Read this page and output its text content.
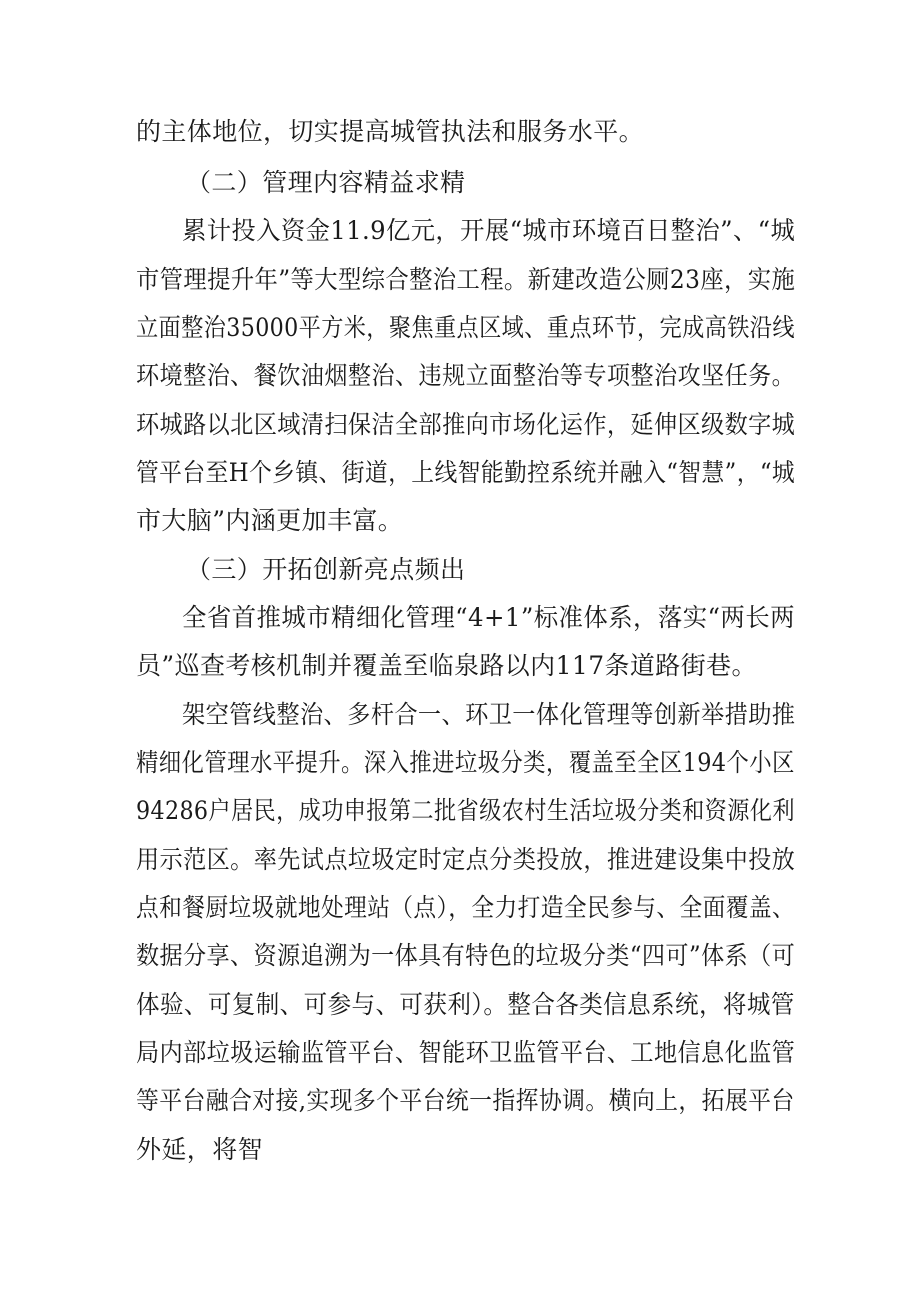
的主体地位，切实提高城管执法和服务水平。
（二）管理内容精益求精
累计投入资金11.9亿元，开展“城市环境百日整治”、“城
市管理提升年”等大型综合整治工程。新建改造公厕23座，实施
立面整治35000平方米，聚焦重点区域、重点环节，完成高铁沿线
环境整治、餐饮油烟整治、违规立面整治等专项整治攻坚任务。
环城路以北区域清扫保洁全部推向市场化运作，延伸区级数字城
管平台至H个乡镇、街道，上线智能勤控系统并融入“智慧”，“城
市大脑”内涵更加丰富。
（三）开拓创新亮点频出
全省首推城市精细化管理“4+1”标准体系，落实“两长两
员”巡查考核机制并覆盖至临泉路以内117条道路街巷。
架空管线整治、多杆合一、环卫一体化管理等创新举措助推
精细化管理水平提升。深入推进垃圾分类，覆盖至全区194个小区
94286户居民，成功申报第二批省级农村生活垃圾分类和资源化利
用示范区。率先试点垃圾定时定点分类投放，推进建设集中投放
点和餐厨垃圾就地处理站（点），全力打造全民参与、全面覆盖、
数据分享、资源追溯为一体具有特色的垃圾分类“四可”体系（可
体验、可复制、可参与、可获利）。整合各类信息系统，将城管
局内部垃圾运输监管平台、智能环卫监管平台、工地信息化监管
等平台融合对接,实现多个平台统一指挥协调。横向上，拓展平台
外延，将智
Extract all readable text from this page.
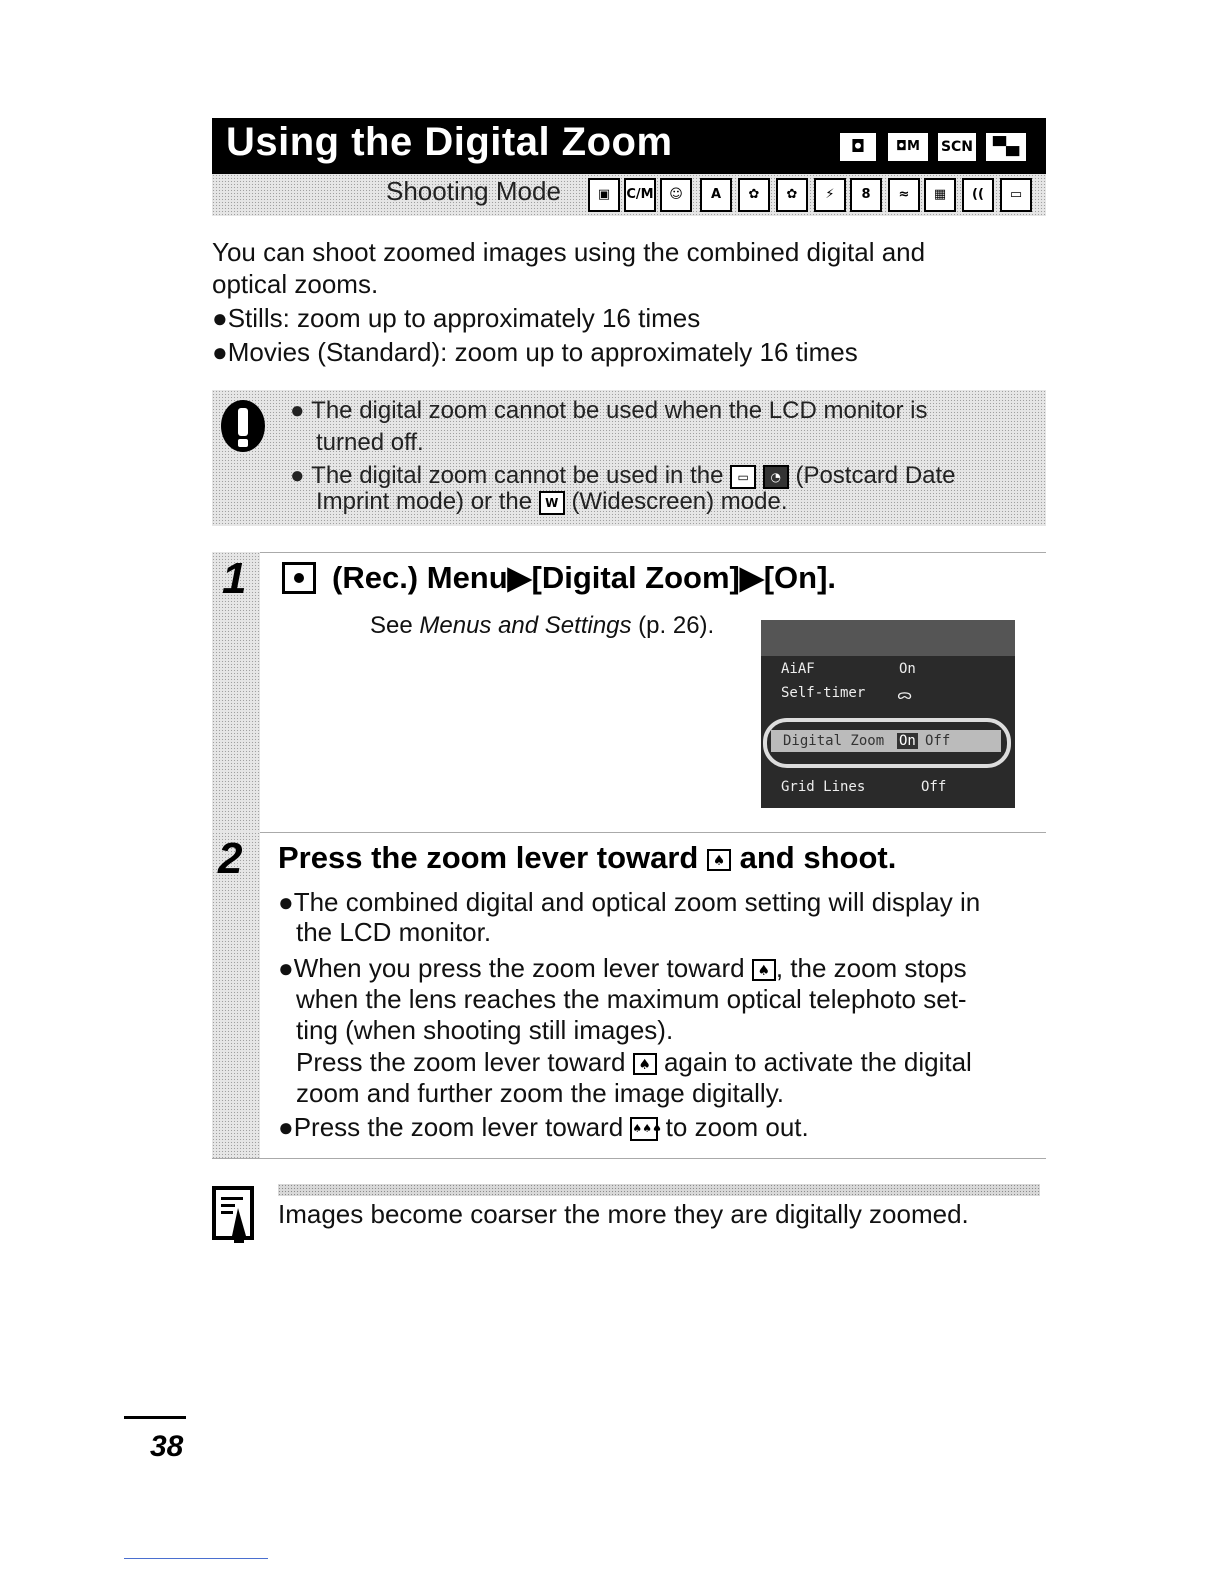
Using the Digital Zoom	◘	◘M	SCN	▀▄
Shooting Mode	▣	C/M	☺	A	✿	✿	⚡	8	≈	▦	((	▭
You can shoot zoomed images using the combined digital and
optical zooms.
●Stills: zoom up to approximately 16 times
●Movies (Standard): zoom up to approximately 16 times
● The digital zoom cannot be used when the LCD monitor is
turned off.
● The digital zoom cannot be used in the ▭ ◔ (Postcard Date
Imprint mode) or the W (Widescreen) mode.
1	(Rec.) Menu▶[Digital Zoom]▶[On].
See Menus and Settings (p. 26).
AiAF	On
Self-timer ᯅ
Digital Zoom On Off
Grid Lines	Off
2 Press the zoom lever toward ♠ and shoot.
●The combined digital and optical zoom setting will display in
the LCD monitor.
●When you press the zoom lever toward ♠ , the zoom stops
when the lens reaches the maximum optical telephoto set-
ting (when shooting still images).
Press the zoom lever toward ♠ again to activate the digital
zoom and further zoom the image digitally.
●Press the zoom lever toward ♠♠♠ to zoom out.
Images become coarser the more they are digitally zoomed.
38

Your goal: Review the preceding data and report every line that includes the string "page".

Exercise result:
Read this page and output its text content.
Extract all readable text from this page.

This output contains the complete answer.